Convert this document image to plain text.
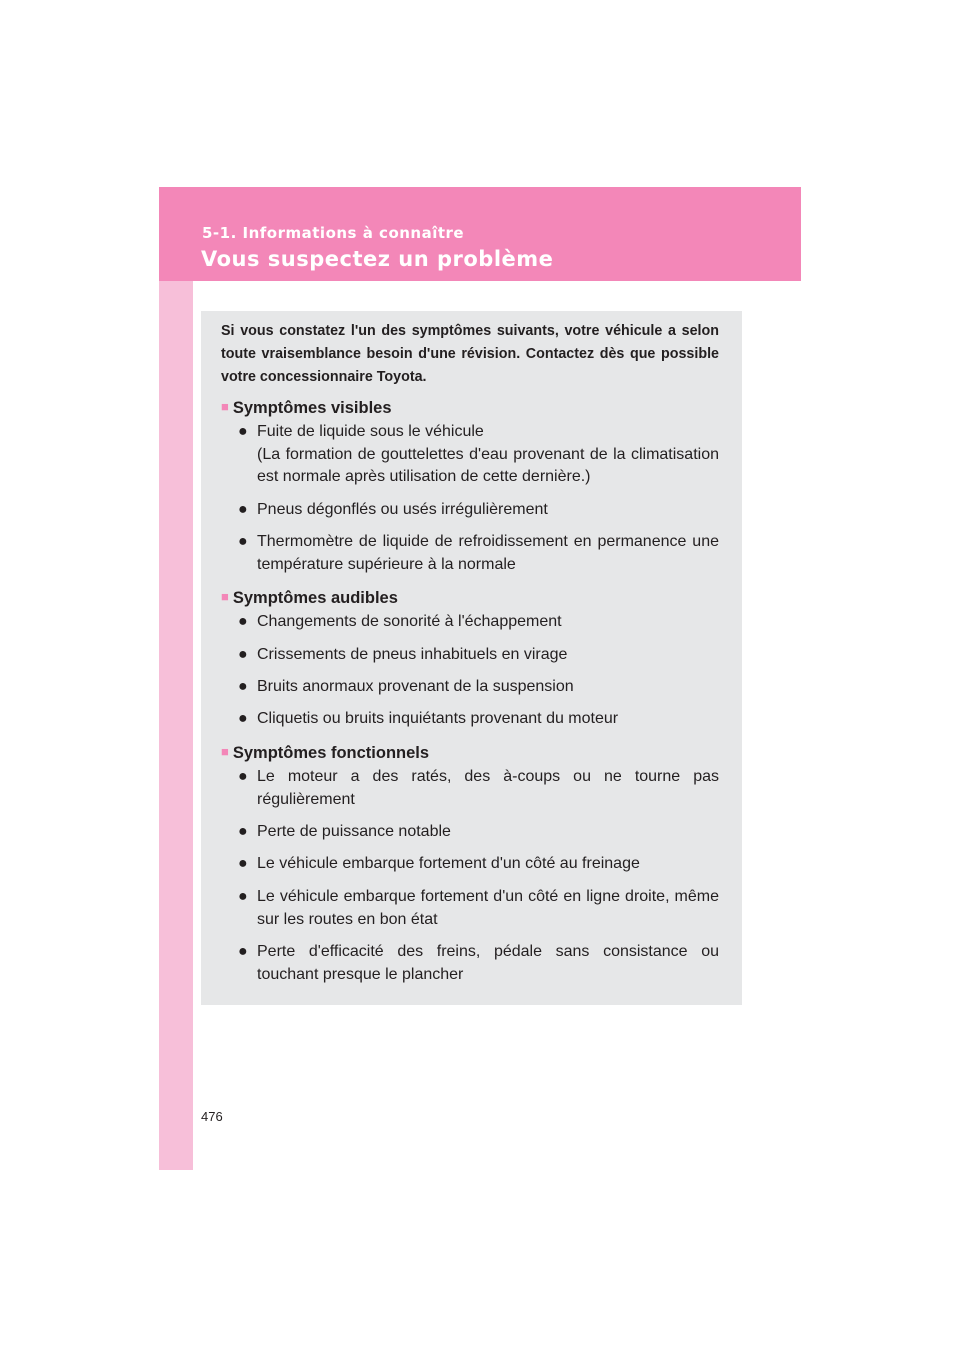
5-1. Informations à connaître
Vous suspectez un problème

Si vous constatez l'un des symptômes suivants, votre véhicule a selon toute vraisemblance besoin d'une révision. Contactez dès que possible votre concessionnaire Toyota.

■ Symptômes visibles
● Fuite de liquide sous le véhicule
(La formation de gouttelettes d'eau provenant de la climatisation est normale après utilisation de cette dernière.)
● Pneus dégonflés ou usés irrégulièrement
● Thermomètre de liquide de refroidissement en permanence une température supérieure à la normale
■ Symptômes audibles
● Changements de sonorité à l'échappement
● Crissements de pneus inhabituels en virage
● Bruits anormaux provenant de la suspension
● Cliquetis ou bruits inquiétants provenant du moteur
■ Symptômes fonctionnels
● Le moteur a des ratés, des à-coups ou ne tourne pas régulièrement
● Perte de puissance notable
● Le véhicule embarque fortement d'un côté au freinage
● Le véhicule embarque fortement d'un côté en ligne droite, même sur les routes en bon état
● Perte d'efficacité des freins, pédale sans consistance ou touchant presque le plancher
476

+++

▶ STATED TASK: Return each line of the data, keeping its wording exact and omitting pictures.

▶ RESULT:
Convert this document image to plain text.
5-1. Informations à connaître
Vous suspectez un problème

Si vous constatez l'un des symptômes suivants, votre véhicule a selon toute vraisemblance besoin d'une révision. Contactez dès que possible votre concessionnaire Toyota.

■ Symptômes visibles
● Fuite de liquide sous le véhicule
(La formation de gouttelettes d'eau provenant de la climatisation est normale après utilisation de cette dernière.)
● Pneus dégonflés ou usés irrégulièrement
● Thermomètre de liquide de refroidissement en permanence une température supérieure à la normale
■ Symptômes audibles
● Changements de sonorité à l'échappement
● Crissements de pneus inhabituels en virage
● Bruits anormaux provenant de la suspension
● Cliquetis ou bruits inquiétants provenant du moteur
■ Symptômes fonctionnels
● Le moteur a des ratés, des à-coups ou ne tourne pas régulièrement
● Perte de puissance notable
● Le véhicule embarque fortement d'un côté au freinage
● Le véhicule embarque fortement d'un côté en ligne droite, même sur les routes en bon état
● Perte d'efficacité des freins, pédale sans consistance ou touchant presque le plancher
476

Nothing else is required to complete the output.